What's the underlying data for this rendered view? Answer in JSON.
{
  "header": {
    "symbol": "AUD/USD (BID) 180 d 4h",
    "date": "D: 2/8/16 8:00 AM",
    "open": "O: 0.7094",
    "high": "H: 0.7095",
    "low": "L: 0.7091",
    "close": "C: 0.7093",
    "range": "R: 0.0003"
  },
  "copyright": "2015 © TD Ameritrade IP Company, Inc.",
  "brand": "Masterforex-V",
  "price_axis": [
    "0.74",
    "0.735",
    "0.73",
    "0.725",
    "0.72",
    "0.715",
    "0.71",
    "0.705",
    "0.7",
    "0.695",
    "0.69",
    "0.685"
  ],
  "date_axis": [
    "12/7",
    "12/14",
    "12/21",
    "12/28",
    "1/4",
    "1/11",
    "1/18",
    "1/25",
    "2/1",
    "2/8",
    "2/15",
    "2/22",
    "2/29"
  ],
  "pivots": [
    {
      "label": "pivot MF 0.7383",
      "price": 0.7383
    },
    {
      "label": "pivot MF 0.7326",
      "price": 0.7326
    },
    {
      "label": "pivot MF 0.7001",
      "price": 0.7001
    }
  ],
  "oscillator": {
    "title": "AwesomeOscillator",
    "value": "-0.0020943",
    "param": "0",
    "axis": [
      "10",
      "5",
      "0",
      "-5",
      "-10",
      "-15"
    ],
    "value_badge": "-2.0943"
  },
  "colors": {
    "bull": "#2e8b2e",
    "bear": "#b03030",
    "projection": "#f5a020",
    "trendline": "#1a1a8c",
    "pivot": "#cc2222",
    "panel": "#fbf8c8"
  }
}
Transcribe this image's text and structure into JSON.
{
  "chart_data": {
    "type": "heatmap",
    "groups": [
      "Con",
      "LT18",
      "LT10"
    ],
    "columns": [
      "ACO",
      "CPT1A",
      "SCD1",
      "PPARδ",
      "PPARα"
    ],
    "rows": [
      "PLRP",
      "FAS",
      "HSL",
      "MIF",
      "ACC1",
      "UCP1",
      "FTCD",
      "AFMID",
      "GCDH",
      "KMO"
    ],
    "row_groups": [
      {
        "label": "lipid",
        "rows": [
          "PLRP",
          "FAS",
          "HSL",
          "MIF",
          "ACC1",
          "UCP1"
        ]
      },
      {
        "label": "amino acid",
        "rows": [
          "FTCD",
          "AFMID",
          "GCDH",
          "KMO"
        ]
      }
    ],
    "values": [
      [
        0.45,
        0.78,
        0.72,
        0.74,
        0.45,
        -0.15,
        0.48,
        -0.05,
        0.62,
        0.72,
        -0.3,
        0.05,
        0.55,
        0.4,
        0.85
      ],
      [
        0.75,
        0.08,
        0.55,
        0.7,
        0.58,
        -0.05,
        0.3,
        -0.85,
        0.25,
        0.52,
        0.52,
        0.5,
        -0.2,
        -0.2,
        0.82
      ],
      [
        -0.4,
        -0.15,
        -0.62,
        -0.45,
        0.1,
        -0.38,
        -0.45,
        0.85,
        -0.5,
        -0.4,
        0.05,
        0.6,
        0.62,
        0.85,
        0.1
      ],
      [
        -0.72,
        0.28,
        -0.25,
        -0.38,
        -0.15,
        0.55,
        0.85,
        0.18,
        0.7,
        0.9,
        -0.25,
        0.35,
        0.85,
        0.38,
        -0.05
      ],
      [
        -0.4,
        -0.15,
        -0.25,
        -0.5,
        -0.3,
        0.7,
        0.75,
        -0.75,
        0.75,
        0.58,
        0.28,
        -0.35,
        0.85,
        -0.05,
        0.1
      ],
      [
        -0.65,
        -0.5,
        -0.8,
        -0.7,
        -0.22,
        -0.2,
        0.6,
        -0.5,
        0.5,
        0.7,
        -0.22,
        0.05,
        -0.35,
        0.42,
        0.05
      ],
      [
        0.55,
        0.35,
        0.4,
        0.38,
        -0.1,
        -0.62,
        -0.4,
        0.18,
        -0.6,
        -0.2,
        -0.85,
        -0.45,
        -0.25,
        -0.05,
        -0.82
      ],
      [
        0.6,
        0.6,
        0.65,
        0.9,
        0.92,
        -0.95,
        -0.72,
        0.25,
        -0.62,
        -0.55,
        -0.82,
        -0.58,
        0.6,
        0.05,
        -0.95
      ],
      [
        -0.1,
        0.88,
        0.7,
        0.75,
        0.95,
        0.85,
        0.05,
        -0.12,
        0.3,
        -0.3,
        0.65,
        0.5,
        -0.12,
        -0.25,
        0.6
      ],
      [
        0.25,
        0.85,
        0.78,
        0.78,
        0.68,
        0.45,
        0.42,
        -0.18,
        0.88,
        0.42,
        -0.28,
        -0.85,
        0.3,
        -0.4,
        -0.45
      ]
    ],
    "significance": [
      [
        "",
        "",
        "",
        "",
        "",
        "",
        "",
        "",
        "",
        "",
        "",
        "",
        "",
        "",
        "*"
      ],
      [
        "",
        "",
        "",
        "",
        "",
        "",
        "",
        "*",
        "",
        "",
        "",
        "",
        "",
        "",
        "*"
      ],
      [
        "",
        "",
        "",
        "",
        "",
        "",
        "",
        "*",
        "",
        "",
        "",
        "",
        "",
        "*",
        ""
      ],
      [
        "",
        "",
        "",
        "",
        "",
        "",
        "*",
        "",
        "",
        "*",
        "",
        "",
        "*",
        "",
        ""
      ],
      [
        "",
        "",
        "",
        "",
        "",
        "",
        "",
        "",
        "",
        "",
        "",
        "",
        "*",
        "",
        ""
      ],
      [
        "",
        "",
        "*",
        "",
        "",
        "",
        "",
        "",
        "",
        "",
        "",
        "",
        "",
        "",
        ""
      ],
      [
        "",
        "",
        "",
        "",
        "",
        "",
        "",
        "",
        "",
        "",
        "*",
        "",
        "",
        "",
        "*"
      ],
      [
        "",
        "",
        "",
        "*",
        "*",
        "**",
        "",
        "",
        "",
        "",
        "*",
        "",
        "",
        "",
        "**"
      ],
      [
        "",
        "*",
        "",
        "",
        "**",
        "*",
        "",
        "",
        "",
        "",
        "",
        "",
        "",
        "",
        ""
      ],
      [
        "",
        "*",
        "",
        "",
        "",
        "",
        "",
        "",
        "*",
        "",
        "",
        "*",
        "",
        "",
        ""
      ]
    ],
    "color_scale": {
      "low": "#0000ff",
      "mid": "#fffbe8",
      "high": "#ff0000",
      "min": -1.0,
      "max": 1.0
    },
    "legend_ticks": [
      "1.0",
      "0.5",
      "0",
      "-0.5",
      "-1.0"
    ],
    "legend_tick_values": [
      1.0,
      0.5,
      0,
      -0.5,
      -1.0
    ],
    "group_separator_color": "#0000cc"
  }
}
+===+
> [Short problem] Copy out every entry again, exactly as it was given.

> [Task answer]
What's the underlying data for this rendered view? Answer in JSON.
{
  "header": {
    "symbol": "AUD/USD (BID) 180 d 4h",
    "date": "D: 2/8/16 8:00 AM",
    "open": "O: 0.7094",
    "high": "H: 0.7095",
    "low": "L: 0.7091",
    "close": "C: 0.7093",
    "range": "R: 0.0003"
  },
  "copyright": "2015 © TD Ameritrade IP Company, Inc.",
  "brand": "Masterforex-V",
  "price_axis": [
    "0.74",
    "0.735",
    "0.73",
    "0.725",
    "0.72",
    "0.715",
    "0.71",
    "0.705",
    "0.7",
    "0.695",
    "0.69",
    "0.685"
  ],
  "date_axis": [
    "12/7",
    "12/14",
    "12/21",
    "12/28",
    "1/4",
    "1/11",
    "1/18",
    "1/25",
    "2/1",
    "2/8",
    "2/15",
    "2/22",
    "2/29"
  ],
  "pivots": [
    {
      "label": "pivot MF 0.7383",
      "price": 0.7383
    },
    {
      "label": "pivot MF 0.7326",
      "price": 0.7326
    },
    {
      "label": "pivot MF 0.7001",
      "price": 0.7001
    }
  ],
  "oscillator": {
    "title": "AwesomeOscillator",
    "value": "-0.0020943",
    "param": "0",
    "axis": [
      "10",
      "5",
      "0",
      "-5",
      "-10",
      "-15"
    ],
    "value_badge": "-2.0943"
  },
  "colors": {
    "bull": "#2e8b2e",
    "bear": "#b03030",
    "projection": "#f5a020",
    "trendline": "#1a1a8c",
    "pivot": "#cc2222",
    "panel": "#fbf8c8"
  }
}
Transcribe this image's text and structure into JSON.
{
  "chart_data": {
    "type": "heatmap",
    "groups": [
      "Con",
      "LT18",
      "LT10"
    ],
    "columns": [
      "ACO",
      "CPT1A",
      "SCD1",
      "PPARδ",
      "PPARα"
    ],
    "rows": [
      "PLRP",
      "FAS",
      "HSL",
      "MIF",
      "ACC1",
      "UCP1",
      "FTCD",
      "AFMID",
      "GCDH",
      "KMO"
    ],
    "row_groups": [
      {
        "label": "lipid",
        "rows": [
          "PLRP",
          "FAS",
          "HSL",
          "MIF",
          "ACC1",
          "UCP1"
        ]
      },
      {
        "label": "amino acid",
        "rows": [
          "FTCD",
          "AFMID",
          "GCDH",
          "KMO"
        ]
      }
    ],
    "values": [
      [
        0.45,
        0.78,
        0.72,
        0.74,
        0.45,
        -0.15,
        0.48,
        -0.05,
        0.62,
        0.72,
        -0.3,
        0.05,
        0.55,
        0.4,
        0.85
      ],
      [
        0.75,
        0.08,
        0.55,
        0.7,
        0.58,
        -0.05,
        0.3,
        -0.85,
        0.25,
        0.52,
        0.52,
        0.5,
        -0.2,
        -0.2,
        0.82
      ],
      [
        -0.4,
        -0.15,
        -0.62,
        -0.45,
        0.1,
        -0.38,
        -0.45,
        0.85,
        -0.5,
        -0.4,
        0.05,
        0.6,
        0.62,
        0.85,
        0.1
      ],
      [
        -0.72,
        0.28,
        -0.25,
        -0.38,
        -0.15,
        0.55,
        0.85,
        0.18,
        0.7,
        0.9,
        -0.25,
        0.35,
        0.85,
        0.38,
        -0.05
      ],
      [
        -0.4,
        -0.15,
        -0.25,
        -0.5,
        -0.3,
        0.7,
        0.75,
        -0.75,
        0.75,
        0.58,
        0.28,
        -0.35,
        0.85,
        -0.05,
        0.1
      ],
      [
        -0.65,
        -0.5,
        -0.8,
        -0.7,
        -0.22,
        -0.2,
        0.6,
        -0.5,
        0.5,
        0.7,
        -0.22,
        0.05,
        -0.35,
        0.42,
        0.05
      ],
      [
        0.55,
        0.35,
        0.4,
        0.38,
        -0.1,
        -0.62,
        -0.4,
        0.18,
        -0.6,
        -0.2,
        -0.85,
        -0.45,
        -0.25,
        -0.05,
        -0.82
      ],
      [
        0.6,
        0.6,
        0.65,
        0.9,
        0.92,
        -0.95,
        -0.72,
        0.25,
        -0.62,
        -0.55,
        -0.82,
        -0.58,
        0.6,
        0.05,
        -0.95
      ],
      [
        -0.1,
        0.88,
        0.7,
        0.75,
        0.95,
        0.85,
        0.05,
        -0.12,
        0.3,
        -0.3,
        0.65,
        0.5,
        -0.12,
        -0.25,
        0.6
      ],
      [
        0.25,
        0.85,
        0.78,
        0.78,
        0.68,
        0.45,
        0.42,
        -0.18,
        0.88,
        0.42,
        -0.28,
        -0.85,
        0.3,
        -0.4,
        -0.45
      ]
    ],
    "significance": [
      [
        "",
        "",
        "",
        "",
        "",
        "",
        "",
        "",
        "",
        "",
        "",
        "",
        "",
        "",
        "*"
      ],
      [
        "",
        "",
        "",
        "",
        "",
        "",
        "",
        "*",
        "",
        "",
        "",
        "",
        "",
        "",
        "*"
      ],
      [
        "",
        "",
        "",
        "",
        "",
        "",
        "",
        "*",
        "",
        "",
        "",
        "",
        "",
        "*",
        ""
      ],
      [
        "",
        "",
        "",
        "",
        "",
        "",
        "*",
        "",
        "",
        "*",
        "",
        "",
        "*",
        "",
        ""
      ],
      [
        "",
        "",
        "",
        "",
        "",
        "",
        "",
        "",
        "",
        "",
        "",
        "",
        "*",
        "",
        ""
      ],
      [
        "",
        "",
        "*",
        "",
        "",
        "",
        "",
        "",
        "",
        "",
        "",
        "",
        "",
        "",
        ""
      ],
      [
        "",
        "",
        "",
        "",
        "",
        "",
        "",
        "",
        "",
        "",
        "*",
        "",
        "",
        "",
        "*"
      ],
      [
        "",
        "",
        "",
        "*",
        "*",
        "**",
        "",
        "",
        "",
        "",
        "*",
        "",
        "",
        "",
        "**"
      ],
      [
        "",
        "*",
        "",
        "",
        "**",
        "*",
        "",
        "",
        "",
        "",
        "",
        "",
        "",
        "",
        ""
      ],
      [
        "",
        "*",
        "",
        "",
        "",
        "",
        "",
        "",
        "*",
        "",
        "",
        "*",
        "",
        "",
        ""
      ]
    ],
    "color_scale": {
      "low": "#0000ff",
      "mid": "#fffbe8",
      "high": "#ff0000",
      "min": -1.0,
      "max": 1.0
    },
    "legend_ticks": [
      "1.0",
      "0.5",
      "0",
      "-0.5",
      "-1.0"
    ],
    "legend_tick_values": [
      1.0,
      0.5,
      0,
      -0.5,
      -1.0
    ],
    "group_separator_color": "#0000cc"
  }
}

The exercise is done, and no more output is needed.